─── Passage given

I submitted to the series back in late August and received the acceptance notification in early September, but assumed, correctly, that they would hold publication until Christmas-cookie-baking season. It’s fun and festive to have it appear now. (Photo is some of our gingerbread from 2010.)

This poem started with a prompt from Heather Dorn in December, 2015, when she was facilitating a women’s poetry workshop called Sappho’s Circle. The middle “action” section of the poem descends from that time. When the Silver Birch Press call for submissions came in this summer, calling for writing about a specific spice or seasoning, I immediately thought of that poem and set about revising it to “spice it up.”

B and I have often discussed how it is the amount of clove in these cookies that distinguishes them so that became the focus of the new opening and closing sections. I was also able to workshop the poem with my fellow Grapevine Poets before submitting to Silver Birch Press.

As it happens, Silver Birch published the poem on their site yesterday, so I was able to share it via social media then, while waiting to do the blog post today, given that I had already posted about the poems in Emulate yesterday and wanted to spread the poetic good news reporting out a bit here at Top of JC’s Mind.

Because of that, I’ve already had a number of comments on Facebook about the poem. One from my college roommate was especially touching, as she referenced her “unexpected joy” at seeing her mother’s words in the cookbook inscription in my poem. My eyes welled with tears, remembering our moms, both of whom died a few years ago.

In workshopping this poem, there was discussion about how much detail to leave in the poem and how much to cut. There is always a tension in revision on this point and I admire poets who can choose just the right detail to impact their audience. I tend to be guilty of too much detail, which sometimes leads to comments of “why should I care?” about some detail or other. I’m grateful, though, that I chose to leave that particular detail in this poem.

Granted, no other reader may have found that specific moment of joy from this poem, but, perhaps, there is another detail that struck them, that reminded them of family or baking or Christmas tradition. It’s not something that I’m likely to ever know.

This poem has been described to me as “lovely” and “charming.” I realize that others would term it overly sentimental or unsophisticated.

Perhaps, it is all of those things.

I do know, though, that it is authentic to who I am as a poet and as a person. I think – or, at least, I hope – that comes through to those who encounter my work.

As always, your comments are welcome, either here, on Facebook, or at the Silver Birch Press post.

Wishing you all a delicious treat that suits your taste!

Three Poems in Emulate Magazine!

──────
─── Material provided

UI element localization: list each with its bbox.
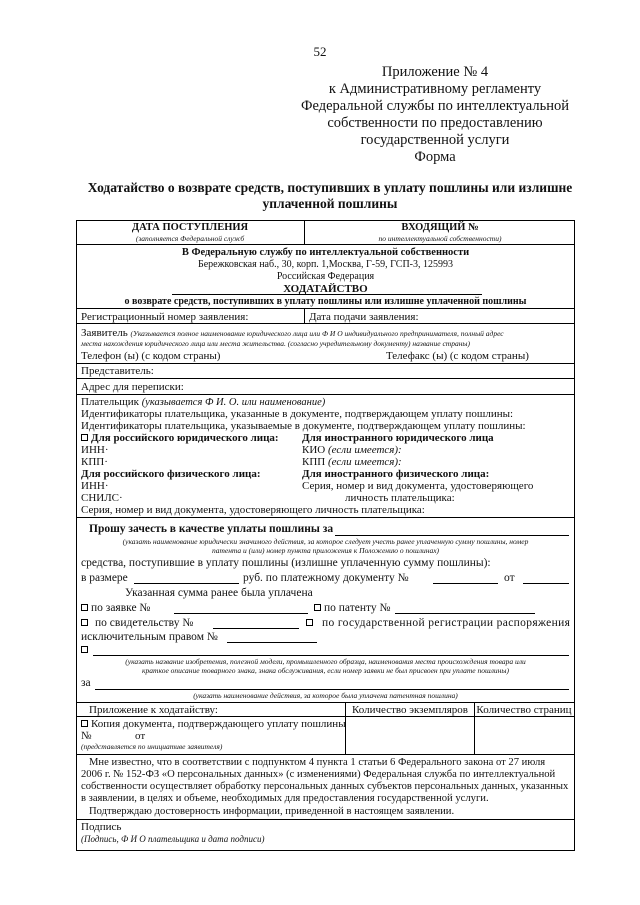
snils-label: СНИЛС· <box>81 492 123 504</box>
by-patent-checkbox[interactable] <box>314 604 321 611</box>
document-title-line-1: Ходатайство о возврате средств, поступивших в уплату пошлины или излишне <box>87 180 573 195</box>
attachments-col-2: Количество экземпляров <box>351 704 468 716</box>
request-note-2: патента и (или) номер пункта приложения к Положению о пошлинах) <box>211 546 440 555</box>
for-note: (указать наименование действия, за которое была уплачена патентная пошлина) <box>193 691 458 700</box>
id-document-label: Серия, номер и вид документа, удостоверяющего личность плательщика: <box>81 504 425 516</box>
kpp-foreign-label: КПП <box>302 456 328 468</box>
appendix-line-1: Приложение № 4 <box>381 64 489 80</box>
other-checkbox[interactable] <box>81 646 88 653</box>
filing-date-label: Дата подачи заявления: <box>309 311 419 323</box>
by-certificate-checkbox[interactable] <box>81 619 88 626</box>
kpp-foreign-row <box>302 456 402 468</box>
petition-heading: ХОДАТАЙСТВО <box>283 283 368 295</box>
ru-legal-label: Для российского юридического лица: <box>91 432 279 444</box>
attachment-item-1-note: (представляется по инициативе заявителя) <box>81 742 223 751</box>
request-funds-line: средства, поступившие в уплату пошлины (излишне уплаченную сумму пошлины): <box>81 557 491 569</box>
inn2-label: ИНН· <box>81 480 109 492</box>
payer-label: Плательщик <box>81 396 142 408</box>
foreign-person-doc-1: Серия, номер и вид документа, удостоверяющего <box>302 480 534 492</box>
by-application-label: по заявке № <box>91 602 151 614</box>
inn-label: ИНН· <box>81 444 109 456</box>
foreign-legal-label: Для иностранного юридического лица <box>302 432 494 444</box>
applicant-label: Заявитель <box>81 327 128 339</box>
appendix-line-3: Федеральной службы по интеллектуальной <box>301 98 569 114</box>
payer-identifiers-given: Идентификаторы плательщика, указанные в документе, подтверждающем уплату пошлины: <box>81 408 514 420</box>
document-title-line-2: уплаченной пошлины <box>262 196 398 211</box>
other-row <box>81 644 91 656</box>
attachment-item-1-number: № <box>81 730 92 742</box>
applicant-note-2: места нахождения юридического лица или места жительства. (согласно учредительному документу) название страны) <box>81 339 470 348</box>
ru-legal-checkbox[interactable] <box>81 434 88 441</box>
fax-label: Телефакс (ы) (с кодом страны) <box>386 350 529 362</box>
attachment-item-1-label: Копия документа, подтверждающего уплату пошлины <box>91 718 346 730</box>
kio-row <box>302 444 402 456</box>
by-state-reg-row <box>306 617 570 629</box>
form-frame <box>76 220 575 851</box>
signature-note: (Подпись, Ф И О плательщика и дата подписи) <box>81 834 265 844</box>
appendix-line-6: Форма <box>414 149 456 165</box>
by-patent-label: по патенту № <box>324 602 391 614</box>
other-note-1: (указать название изобретения, полезной модели, промышленного образца, наименования места происхождения товара или <box>125 657 526 666</box>
petition-subheading: о возврате средств, поступивших в уплату пошлины или излишне уплаченной пошлины <box>124 296 527 307</box>
by-certificate-row <box>81 617 193 629</box>
representative-label: Представитель: <box>81 365 154 377</box>
by-application-checkbox[interactable] <box>81 604 88 611</box>
attachments-col-1: Приложение к ходатайству: <box>89 704 218 716</box>
applicant-row <box>81 327 504 339</box>
by-patent-row <box>314 602 391 614</box>
appendix-line-4: собственности по предоставлению <box>327 115 543 131</box>
page-number: 52 <box>313 44 327 59</box>
by-application-row <box>81 602 150 614</box>
incoming-label: ВХОДЯЩИЙ № <box>401 222 479 233</box>
kio-note: (если имеется): <box>327 444 402 456</box>
for-label: за <box>81 677 91 689</box>
payer-note: (указывается Ф И. О. или наименование) <box>141 397 326 408</box>
ru-legal-row <box>81 432 279 444</box>
reg-number-label: Регистрационный номер заявления: <box>81 311 249 323</box>
phone-label: Телефон (ы) (с кодом страны) <box>81 350 221 362</box>
amount-prefix: в размере <box>81 572 128 584</box>
amount-payment-doc: руб. по платежному документу № <box>243 572 409 584</box>
addressee-line-2: Бережковская наб., 30, корп. 1,Москва, Г-59, ГСП-3, 125993 <box>197 259 453 270</box>
addressee-line-3: Российская Федерация <box>276 271 375 282</box>
signature-label: Подпись <box>81 821 122 833</box>
kio-label: КИО <box>302 444 328 456</box>
attachments-col-3: Количество страниц <box>476 704 572 716</box>
incoming-note: по интеллектуальной собственности) <box>378 234 502 243</box>
by-certificate-label: по свидетельству № <box>95 617 194 629</box>
addressee-line-1: В Федеральную службу по интеллектуальной собственности <box>181 247 470 258</box>
kpp-label: КПП· <box>81 456 108 468</box>
received-label: ДАТА ПОСТУПЛЕНИЯ <box>131 222 249 233</box>
ru-person-label: Для российского физического лица: <box>81 468 261 480</box>
consent-line-2: 2006 г. № 152-ФЗ «О персональных данных» (с изменениями) Федеральная служба по интеллектуальной <box>81 769 556 780</box>
by-state-reg-checkbox[interactable] <box>306 619 313 626</box>
attachment-item-1-checkbox[interactable] <box>81 720 88 727</box>
exclusive-right-label: исключительным правом № <box>81 631 218 643</box>
consent-line-3: собственности осуществляет обработку персональных данных субъектов персональных данных, указанных <box>81 781 569 792</box>
kpp-foreign-note: (если имеется): <box>327 456 402 468</box>
correspondence-label: Адрес для переписки: <box>81 381 184 393</box>
foreign-person-doc-2: личность плательщика: <box>345 492 455 504</box>
payer-identifiers-to-give: Идентификаторы плательщика, указываемые в документе, подтверждающем уплату пошлины: <box>81 420 526 432</box>
consent-line-5: Подтверждаю достоверность информации, приведенной в настоящем заявлении. <box>89 806 455 817</box>
attachment-item-1 <box>81 718 346 730</box>
amount-from: от <box>504 572 515 584</box>
request-note-1: (указать наименование юридически значимого действия, за которое следует учесть ранее уплаченную сумму пошлины, номер <box>122 537 529 546</box>
other-note-2: краткое описание товарного знака, знака обслуживания, если номер заявки не был присвоен при уплате пошлины) <box>142 666 509 675</box>
consent-line-1: Мне известно, что в соответствии с подпунктом 4 пункта 1 статьи 6 Федерального закона от 27 июля <box>89 757 546 768</box>
received-note: (заполняется Федеральной служб <box>135 234 245 243</box>
foreign-person-label: Для иностранного физического лица: <box>302 468 490 480</box>
by-state-reg-label: по государственной регистрации распоряжения <box>322 617 571 629</box>
consent-line-4: в заявлении, в целях и объеме, необходимых для предоставления государственной услуги. <box>81 793 489 804</box>
attachment-item-1-from: от <box>135 730 146 742</box>
appendix-line-2: к Административному регламенту <box>328 81 542 97</box>
request-line: Прошу зачесть в качестве уплаты пошлины за <box>89 523 334 535</box>
applicant-note-1: (Указывается полное наименование юридического лица или Ф И О индивидуального предпринимателя, полный адрес <box>130 329 504 338</box>
paid-for-label: Указанная сумма ранее была уплачена <box>125 587 313 599</box>
appendix-line-5: государственной услуги <box>360 132 510 148</box>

──────

# [What is asked]
1. Answer these questions from the blog post:
(a) Who gave the prompt that started the poem?
(b) With which group did the poet workshop the poem before submitting it?
(c) From what year is the gingerbread in the photo?
2. Echo the blog post verbatim, everything from "In workshopping this" down to "in this poem.".
3. Decide whether each statement agrees with the blog post. Answer yes or no, and quote the words from the blog post that settle it.
(a) The acceptance notification arrived in early September.
(b) The mother of the poet's college roommate is still living.
(c) The Silver Birch Press call sought writing about a specific spice or seasoning.
The entries have no connection to the blog post.

# [Responses for each task]
1.
(a) Heather Dorn
(b) The Grapevine Poets
(c) 2010

2.
In workshopping this poem, there was discussion about how much detail to leave in the poem and how much to cut. There is always a tension in revision on this point and I admire poets who can choose just the right detail to impact their audience. I tend to be guilty of too much detail, which sometimes leads to comments of “why should I care?” about some detail or other. I’m grateful, though, that I chose to leave that particular detail in this poem.

3.
(a) Yes: "received the acceptance notification in early September"
(b) No: "remembering our moms, both of whom died a few years ago"
(c) Yes: "calling for writing about a specific spice or seasoning"